#### [SHORT PROBLEM]
Can you write what comes next in the passage about the production design for Mrs. Robinson, picking up right after its last sentence?
:: EXTRACT PROVIDED
To underscore her predatory nature, Nichols and Richard Sylbert, the Brooklyn-born production designer, created a jungle effect in Mrs. Robinson’s well-appointed den, where she begins her seduction of Benjamin. Throughout the film, she’s dressed in animal prints such as tiger stripes and $25,000 worth of furs, including a Somalian leopardskin wrap.

“I kept thinking about ‘The Beast in the Jungle,’ ” Nichols recalls. “Let’s have animal skins.” Sylbert made a tremendous contribution to how Bancroft appeared on film, even down to the tan lines on her shoulders when she removes her brassiere. “We wanted beautiful actresses,” Nichols says, “but we wanted them to look like real people.”

Sylbert had begun his film career as an art director for Elia Kazan on the set of Tennessee Williams’s Baby Doll in 1956. After that he worked on Splendor in the Grass, Long Day’s Journey into Night, The Manchurian Candidate, and, for Nichols, Who’s Afraid of Virginia Woolf?, for which he won an Academy Award for art direction. (His identical twin brother, Paul Sylbert, also has had a long and stellar career as a production designer, having won an Academy Award in 1979 for his work on Heaven Can Wait and a nomination in 1992 for The Prince of Tides.)
::::
:: PROVIDED RECORDS
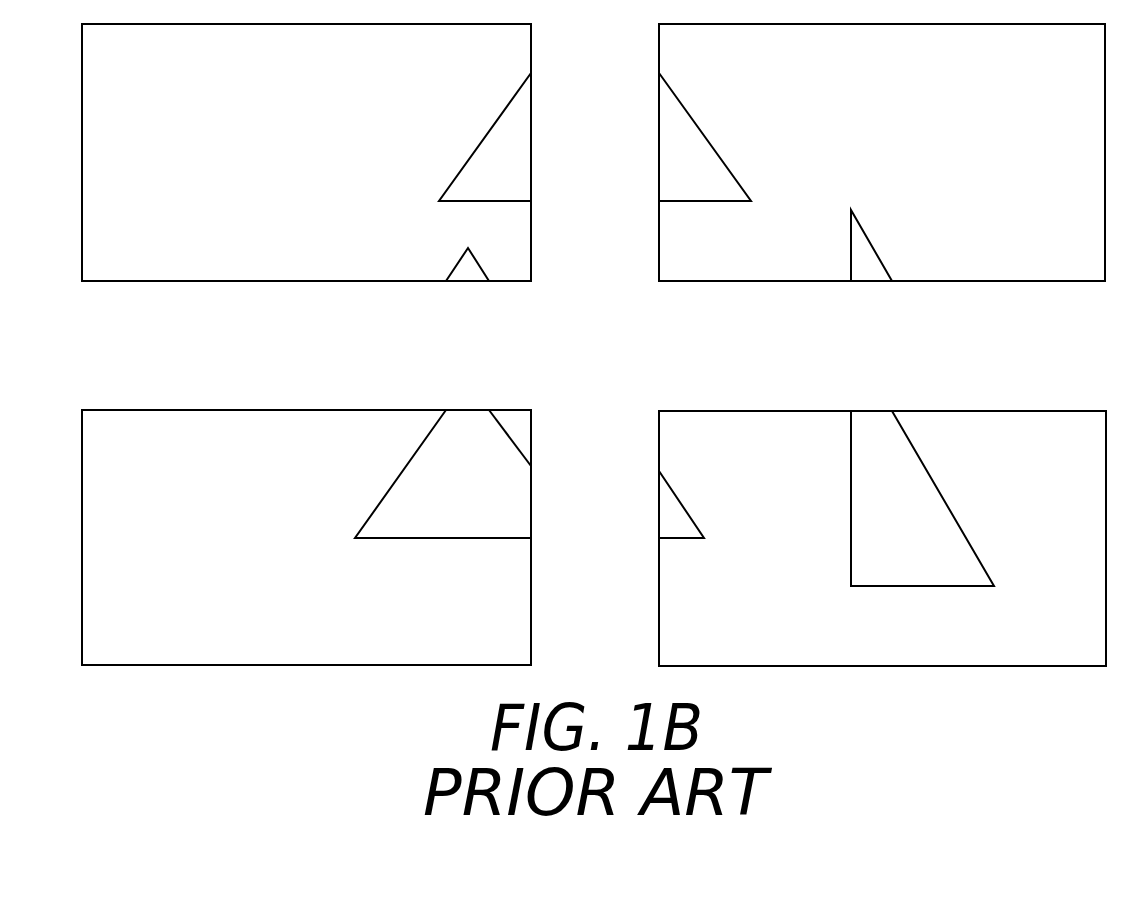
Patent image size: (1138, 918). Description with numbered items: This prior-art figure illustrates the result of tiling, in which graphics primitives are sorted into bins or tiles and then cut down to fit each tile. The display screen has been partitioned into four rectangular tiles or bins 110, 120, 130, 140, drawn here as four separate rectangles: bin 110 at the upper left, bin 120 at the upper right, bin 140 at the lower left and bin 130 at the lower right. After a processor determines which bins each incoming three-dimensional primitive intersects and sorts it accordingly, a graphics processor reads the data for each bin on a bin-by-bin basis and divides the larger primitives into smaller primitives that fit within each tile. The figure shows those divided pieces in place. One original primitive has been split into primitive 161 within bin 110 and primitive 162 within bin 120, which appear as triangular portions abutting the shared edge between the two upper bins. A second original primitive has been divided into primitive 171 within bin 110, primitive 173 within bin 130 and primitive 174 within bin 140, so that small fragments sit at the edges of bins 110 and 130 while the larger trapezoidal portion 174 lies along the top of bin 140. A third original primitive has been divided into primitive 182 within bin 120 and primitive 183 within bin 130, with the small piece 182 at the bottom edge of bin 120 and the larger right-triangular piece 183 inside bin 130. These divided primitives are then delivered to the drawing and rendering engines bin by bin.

The rectangular tile (bin) 110 is at (306, 152).
The rectangular tile (bin) 120 is at (882, 152).
The rectangular tile (bin) 130 is at (882, 538).
The rectangular tile (bin) 140 is at (306, 537).
The primitive 161 is at (485, 137).
The primitive 162 is at (705, 137).
The primitive 171 is at (450, 275).
The primitive 173 is at (684, 504).
The primitive 174 is at (443, 474).
The primitive 182 is at (879, 253).
The primitive 183 is at (922, 498).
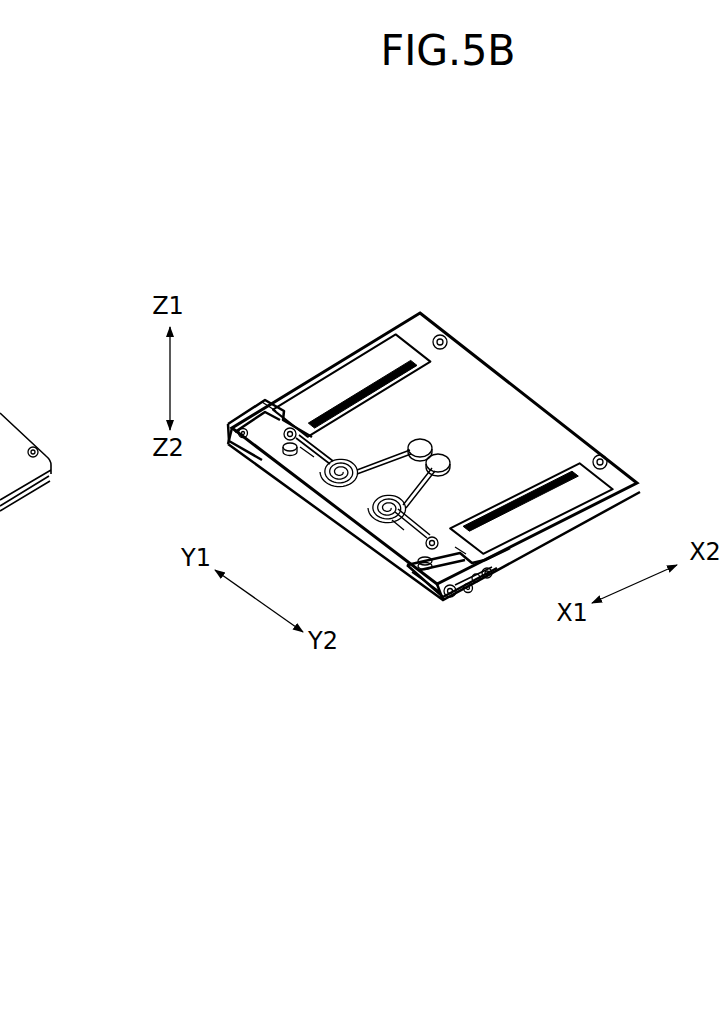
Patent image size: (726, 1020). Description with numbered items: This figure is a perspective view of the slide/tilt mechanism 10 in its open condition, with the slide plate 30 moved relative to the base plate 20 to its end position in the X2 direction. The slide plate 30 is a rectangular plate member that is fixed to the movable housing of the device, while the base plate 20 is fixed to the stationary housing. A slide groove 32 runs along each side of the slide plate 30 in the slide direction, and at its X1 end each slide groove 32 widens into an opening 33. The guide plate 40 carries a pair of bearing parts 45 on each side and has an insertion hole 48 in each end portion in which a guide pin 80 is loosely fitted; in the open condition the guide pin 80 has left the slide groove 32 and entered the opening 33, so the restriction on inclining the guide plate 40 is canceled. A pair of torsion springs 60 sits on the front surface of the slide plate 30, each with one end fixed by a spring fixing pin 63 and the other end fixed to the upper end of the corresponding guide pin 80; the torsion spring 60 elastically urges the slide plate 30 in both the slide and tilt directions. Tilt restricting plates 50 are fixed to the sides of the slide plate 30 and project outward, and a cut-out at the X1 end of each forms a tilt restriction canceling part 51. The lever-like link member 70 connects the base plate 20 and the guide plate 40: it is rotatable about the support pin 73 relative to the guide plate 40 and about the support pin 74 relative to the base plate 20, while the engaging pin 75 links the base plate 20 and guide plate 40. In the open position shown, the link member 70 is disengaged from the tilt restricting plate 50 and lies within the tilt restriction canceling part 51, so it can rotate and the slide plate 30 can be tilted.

The slide/tilt mechanism 10 is at (477, 328).
The base plate 20 is at (437, 598).
The slide plate 30 is at (494, 404).
The slide groove 32 is at (403, 378).
The opening 33 is at (303, 462).
The guide plate 40 is at (288, 463).
The bearing part 45 is at (465, 590).
The insertion hole 48 is at (283, 452).
The tilt restricting plate 50 is at (338, 374).
The tilt restriction canceling part 51 is at (262, 400).
The torsion spring 60 is at (331, 500).
The spring fixing pin 63 is at (437, 454).
The link member 70 is at (250, 412).
The support pin 73 is at (487, 585).
The support pin 74 is at (492, 574).
The engaging pin 75 is at (243, 420).
The guide pin 80 is at (297, 426).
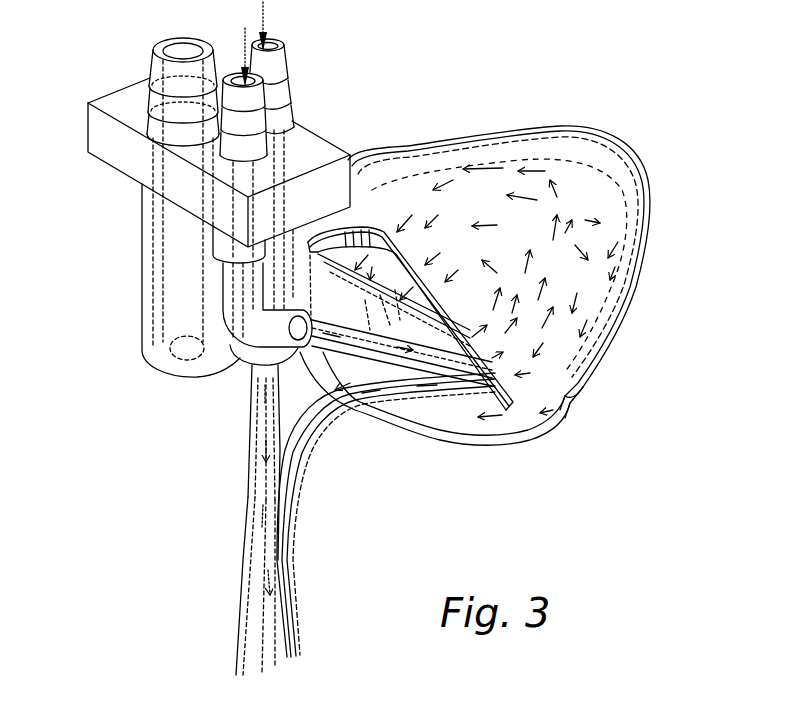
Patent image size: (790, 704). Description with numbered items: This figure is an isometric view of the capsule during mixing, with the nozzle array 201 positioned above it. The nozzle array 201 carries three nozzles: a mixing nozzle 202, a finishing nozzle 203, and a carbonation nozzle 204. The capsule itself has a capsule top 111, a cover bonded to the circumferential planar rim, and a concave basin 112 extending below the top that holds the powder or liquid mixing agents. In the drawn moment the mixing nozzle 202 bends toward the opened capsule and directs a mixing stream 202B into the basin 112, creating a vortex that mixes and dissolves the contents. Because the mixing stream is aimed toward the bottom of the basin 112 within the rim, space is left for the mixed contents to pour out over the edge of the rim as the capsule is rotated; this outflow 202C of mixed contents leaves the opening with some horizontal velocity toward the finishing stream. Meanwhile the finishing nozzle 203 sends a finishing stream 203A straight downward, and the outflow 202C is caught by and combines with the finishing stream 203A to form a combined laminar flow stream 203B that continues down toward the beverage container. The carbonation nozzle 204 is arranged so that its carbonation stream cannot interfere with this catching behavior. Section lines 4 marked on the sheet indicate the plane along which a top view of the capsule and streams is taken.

The section lines 4- 4 is at (677, 163).
The capsule top 111 is at (540, 157).
The concave basin 112 is at (572, 404).
The nozzle array 201 is at (86, 131).
The mixing nozzle 202 is at (222, 314).
The mixing stream 202B is at (343, 430).
The outflow of mixed contents 202C is at (320, 460).
The finishing nozzle 203 is at (293, 78).
The finishing stream 203A is at (250, 416).
The laminar flow stream 203B is at (300, 628).
The carbonation nozzle 204 is at (153, 60).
::::
#### [EXPECTED OUTPUT]
“They spoke the same language, they consulted the same dictionary, they read all the same books,” Richard Sylbert’s widow, Sharmagne, recalls from her home in Laurel Canyon. The production designer and Nichols held lengthy conversations about how to capture on film what they considered the essence of Beverly Hills—its flora and fauna trapped, as it were, behind all that expensive glass. Beginning with the shot of Benjamin viewed through his boyhood aquarium, we have the feeling of someone cut off, suffocating. The aquarium motif itself underlines both the feeling of being separated from the world and the sense, in Nichols’s words, of people “drowning in their wealth.” Benjamin sees the world through glass: his aquarium tank, his scuba mask, even at the film’s climax, when he bangs on the plate-glass window in the church where Elaine is marrying his rival, and the voices of the enraged wedding party are silenced, except for Elaine’s glass-shattering cry to her last-minute rescuer—“Be-n-n-n!”

Before filming began, Nichols rehearsed his cast for three weeks, a luxury by today’s standards. “We could have taken The Graduate on the road, we knew it so well,” Katharine Ross recalls. “We rehearsed on a soundstage complete with tape marks and rehearsal furniture. Mike had just come off directing all those Neil Simon hits.”

Hoffman didn’t know at the time that it “was unusual to rehearse as if we were doing a play, finding the character, which is what you do in theater. This was my first film, so I thought that was it! It was the best rehearsal I’d ever had, and the most creative time. But once we started shooting, I felt more frightened and insecure, brought on by my fear that Mike thought he had made a mistake in casting me. At a certain point, I was terrified that I was going to get fired.”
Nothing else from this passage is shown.